[Dataset items]

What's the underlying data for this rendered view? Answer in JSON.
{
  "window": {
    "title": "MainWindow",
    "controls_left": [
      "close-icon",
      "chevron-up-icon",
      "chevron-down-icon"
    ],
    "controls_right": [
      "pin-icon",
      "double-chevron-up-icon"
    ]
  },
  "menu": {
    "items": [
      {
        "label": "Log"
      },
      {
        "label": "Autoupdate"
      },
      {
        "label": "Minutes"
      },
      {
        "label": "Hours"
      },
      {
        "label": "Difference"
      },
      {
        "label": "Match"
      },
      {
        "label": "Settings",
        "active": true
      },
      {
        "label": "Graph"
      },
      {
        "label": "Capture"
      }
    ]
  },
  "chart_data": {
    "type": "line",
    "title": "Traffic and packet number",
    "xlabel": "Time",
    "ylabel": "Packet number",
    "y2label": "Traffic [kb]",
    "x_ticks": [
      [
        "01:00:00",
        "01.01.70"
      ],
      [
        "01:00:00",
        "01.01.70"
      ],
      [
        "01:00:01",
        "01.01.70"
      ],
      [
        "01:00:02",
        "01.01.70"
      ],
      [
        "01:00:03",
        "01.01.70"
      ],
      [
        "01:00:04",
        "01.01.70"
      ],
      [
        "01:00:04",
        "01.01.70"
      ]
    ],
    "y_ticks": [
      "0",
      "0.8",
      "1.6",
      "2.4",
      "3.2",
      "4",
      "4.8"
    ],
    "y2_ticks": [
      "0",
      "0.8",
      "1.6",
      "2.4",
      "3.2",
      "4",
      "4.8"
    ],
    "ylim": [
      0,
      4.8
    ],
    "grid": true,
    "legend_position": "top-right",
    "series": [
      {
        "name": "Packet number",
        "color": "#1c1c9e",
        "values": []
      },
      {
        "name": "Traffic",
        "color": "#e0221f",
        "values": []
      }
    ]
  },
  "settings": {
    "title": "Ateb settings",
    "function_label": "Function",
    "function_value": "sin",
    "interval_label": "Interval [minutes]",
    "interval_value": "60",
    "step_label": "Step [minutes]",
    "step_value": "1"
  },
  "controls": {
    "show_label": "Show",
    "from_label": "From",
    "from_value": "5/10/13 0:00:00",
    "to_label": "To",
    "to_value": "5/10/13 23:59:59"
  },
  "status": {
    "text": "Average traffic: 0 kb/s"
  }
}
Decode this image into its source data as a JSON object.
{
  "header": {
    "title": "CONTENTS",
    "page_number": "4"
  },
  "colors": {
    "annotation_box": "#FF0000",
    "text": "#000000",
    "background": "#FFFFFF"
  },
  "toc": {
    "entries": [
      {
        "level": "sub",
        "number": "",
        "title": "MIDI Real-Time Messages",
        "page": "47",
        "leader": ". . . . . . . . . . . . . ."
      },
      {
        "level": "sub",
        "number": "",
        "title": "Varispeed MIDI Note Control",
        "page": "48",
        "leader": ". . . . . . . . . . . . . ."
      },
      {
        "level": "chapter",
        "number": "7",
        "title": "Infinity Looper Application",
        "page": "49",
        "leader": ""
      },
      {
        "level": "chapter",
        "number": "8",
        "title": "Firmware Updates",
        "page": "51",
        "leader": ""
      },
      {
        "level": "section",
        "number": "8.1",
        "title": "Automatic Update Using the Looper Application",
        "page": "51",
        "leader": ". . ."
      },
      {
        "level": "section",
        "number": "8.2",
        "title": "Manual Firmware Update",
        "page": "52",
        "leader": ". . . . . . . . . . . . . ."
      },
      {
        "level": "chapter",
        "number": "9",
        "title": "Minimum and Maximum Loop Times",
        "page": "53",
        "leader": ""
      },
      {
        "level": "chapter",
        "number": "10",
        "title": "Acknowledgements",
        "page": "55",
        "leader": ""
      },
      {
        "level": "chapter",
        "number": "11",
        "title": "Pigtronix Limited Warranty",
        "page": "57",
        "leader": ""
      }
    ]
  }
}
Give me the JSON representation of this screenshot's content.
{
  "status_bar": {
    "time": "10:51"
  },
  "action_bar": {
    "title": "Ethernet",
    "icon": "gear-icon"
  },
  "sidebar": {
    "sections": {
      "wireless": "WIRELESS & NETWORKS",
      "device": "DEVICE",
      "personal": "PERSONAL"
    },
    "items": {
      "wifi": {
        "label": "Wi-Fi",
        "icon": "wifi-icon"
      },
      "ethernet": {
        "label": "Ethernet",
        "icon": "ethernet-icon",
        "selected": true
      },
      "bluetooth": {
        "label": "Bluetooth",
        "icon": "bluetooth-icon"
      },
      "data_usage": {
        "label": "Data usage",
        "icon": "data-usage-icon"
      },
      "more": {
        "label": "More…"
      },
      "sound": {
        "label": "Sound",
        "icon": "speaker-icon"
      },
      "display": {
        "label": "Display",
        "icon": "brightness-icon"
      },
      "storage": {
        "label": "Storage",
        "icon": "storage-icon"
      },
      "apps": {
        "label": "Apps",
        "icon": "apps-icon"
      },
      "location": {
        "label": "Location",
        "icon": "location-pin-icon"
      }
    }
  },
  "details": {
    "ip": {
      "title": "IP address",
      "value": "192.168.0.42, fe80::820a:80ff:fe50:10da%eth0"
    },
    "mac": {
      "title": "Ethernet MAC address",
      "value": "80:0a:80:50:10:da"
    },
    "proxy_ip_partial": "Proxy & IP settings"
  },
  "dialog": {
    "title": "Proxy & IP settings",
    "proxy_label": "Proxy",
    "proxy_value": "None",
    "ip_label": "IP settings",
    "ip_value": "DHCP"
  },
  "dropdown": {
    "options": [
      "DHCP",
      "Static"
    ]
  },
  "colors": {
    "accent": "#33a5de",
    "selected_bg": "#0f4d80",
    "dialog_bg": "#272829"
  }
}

→ Your objective:
Print every record exactly as it was given.

→ Exercise result:
What's the underlying data for this rendered view? Answer in JSON.
{
  "window": {
    "title": "MainWindow",
    "controls_left": [
      "close-icon",
      "chevron-up-icon",
      "chevron-down-icon"
    ],
    "controls_right": [
      "pin-icon",
      "double-chevron-up-icon"
    ]
  },
  "menu": {
    "items": [
      {
        "label": "Log"
      },
      {
        "label": "Autoupdate"
      },
      {
        "label": "Minutes"
      },
      {
        "label": "Hours"
      },
      {
        "label": "Difference"
      },
      {
        "label": "Match"
      },
      {
        "label": "Settings",
        "active": true
      },
      {
        "label": "Graph"
      },
      {
        "label": "Capture"
      }
    ]
  },
  "chart_data": {
    "type": "line",
    "title": "Traffic and packet number",
    "xlabel": "Time",
    "ylabel": "Packet number",
    "y2label": "Traffic [kb]",
    "x_ticks": [
      [
        "01:00:00",
        "01.01.70"
      ],
      [
        "01:00:00",
        "01.01.70"
      ],
      [
        "01:00:01",
        "01.01.70"
      ],
      [
        "01:00:02",
        "01.01.70"
      ],
      [
        "01:00:03",
        "01.01.70"
      ],
      [
        "01:00:04",
        "01.01.70"
      ],
      [
        "01:00:04",
        "01.01.70"
      ]
    ],
    "y_ticks": [
      "0",
      "0.8",
      "1.6",
      "2.4",
      "3.2",
      "4",
      "4.8"
    ],
    "y2_ticks": [
      "0",
      "0.8",
      "1.6",
      "2.4",
      "3.2",
      "4",
      "4.8"
    ],
    "ylim": [
      0,
      4.8
    ],
    "grid": true,
    "legend_position": "top-right",
    "series": [
      {
        "name": "Packet number",
        "color": "#1c1c9e",
        "values": []
      },
      {
        "name": "Traffic",
        "color": "#e0221f",
        "values": []
      }
    ]
  },
  "settings": {
    "title": "Ateb settings",
    "function_label": "Function",
    "function_value": "sin",
    "interval_label": "Interval [minutes]",
    "interval_value": "60",
    "step_label": "Step [minutes]",
    "step_value": "1"
  },
  "controls": {
    "show_label": "Show",
    "from_label": "From",
    "from_value": "5/10/13 0:00:00",
    "to_label": "To",
    "to_value": "5/10/13 23:59:59"
  },
  "status": {
    "text": "Average traffic: 0 kb/s"
  }
}
Decode this image into its source data as a JSON object.
{
  "header": {
    "title": "CONTENTS",
    "page_number": "4"
  },
  "colors": {
    "annotation_box": "#FF0000",
    "text": "#000000",
    "background": "#FFFFFF"
  },
  "toc": {
    "entries": [
      {
        "level": "sub",
        "number": "",
        "title": "MIDI Real-Time Messages",
        "page": "47",
        "leader": ". . . . . . . . . . . . . ."
      },
      {
        "level": "sub",
        "number": "",
        "title": "Varispeed MIDI Note Control",
        "page": "48",
        "leader": ". . . . . . . . . . . . . ."
      },
      {
        "level": "chapter",
        "number": "7",
        "title": "Infinity Looper Application",
        "page": "49",
        "leader": ""
      },
      {
        "level": "chapter",
        "number": "8",
        "title": "Firmware Updates",
        "page": "51",
        "leader": ""
      },
      {
        "level": "section",
        "number": "8.1",
        "title": "Automatic Update Using the Looper Application",
        "page": "51",
        "leader": ". . ."
      },
      {
        "level": "section",
        "number": "8.2",
        "title": "Manual Firmware Update",
        "page": "52",
        "leader": ". . . . . . . . . . . . . ."
      },
      {
        "level": "chapter",
        "number": "9",
        "title": "Minimum and Maximum Loop Times",
        "page": "53",
        "leader": ""
      },
      {
        "level": "chapter",
        "number": "10",
        "title": "Acknowledgements",
        "page": "55",
        "leader": ""
      },
      {
        "level": "chapter",
        "number": "11",
        "title": "Pigtronix Limited Warranty",
        "page": "57",
        "leader": ""
      }
    ]
  }
}
Give me the JSON representation of this screenshot's content.
{
  "status_bar": {
    "time": "10:51"
  },
  "action_bar": {
    "title": "Ethernet",
    "icon": "gear-icon"
  },
  "sidebar": {
    "sections": {
      "wireless": "WIRELESS & NETWORKS",
      "device": "DEVICE",
      "personal": "PERSONAL"
    },
    "items": {
      "wifi": {
        "label": "Wi-Fi",
        "icon": "wifi-icon"
      },
      "ethernet": {
        "label": "Ethernet",
        "icon": "ethernet-icon",
        "selected": true
      },
      "bluetooth": {
        "label": "Bluetooth",
        "icon": "bluetooth-icon"
      },
      "data_usage": {
        "label": "Data usage",
        "icon": "data-usage-icon"
      },
      "more": {
        "label": "More…"
      },
      "sound": {
        "label": "Sound",
        "icon": "speaker-icon"
      },
      "display": {
        "label": "Display",
        "icon": "brightness-icon"
      },
      "storage": {
        "label": "Storage",
        "icon": "storage-icon"
      },
      "apps": {
        "label": "Apps",
        "icon": "apps-icon"
      },
      "location": {
        "label": "Location",
        "icon": "location-pin-icon"
      }
    }
  },
  "details": {
    "ip": {
      "title": "IP address",
      "value": "192.168.0.42, fe80::820a:80ff:fe50:10da%eth0"
    },
    "mac": {
      "title": "Ethernet MAC address",
      "value": "80:0a:80:50:10:da"
    },
    "proxy_ip_partial": "Proxy & IP settings"
  },
  "dialog": {
    "title": "Proxy & IP settings",
    "proxy_label": "Proxy",
    "proxy_value": "None",
    "ip_label": "IP settings",
    "ip_value": "DHCP"
  },
  "dropdown": {
    "options": [
      "DHCP",
      "Static"
    ]
  },
  "colors": {
    "accent": "#33a5de",
    "selected_bg": "#0f4d80",
    "dialog_bg": "#272829"
  }
}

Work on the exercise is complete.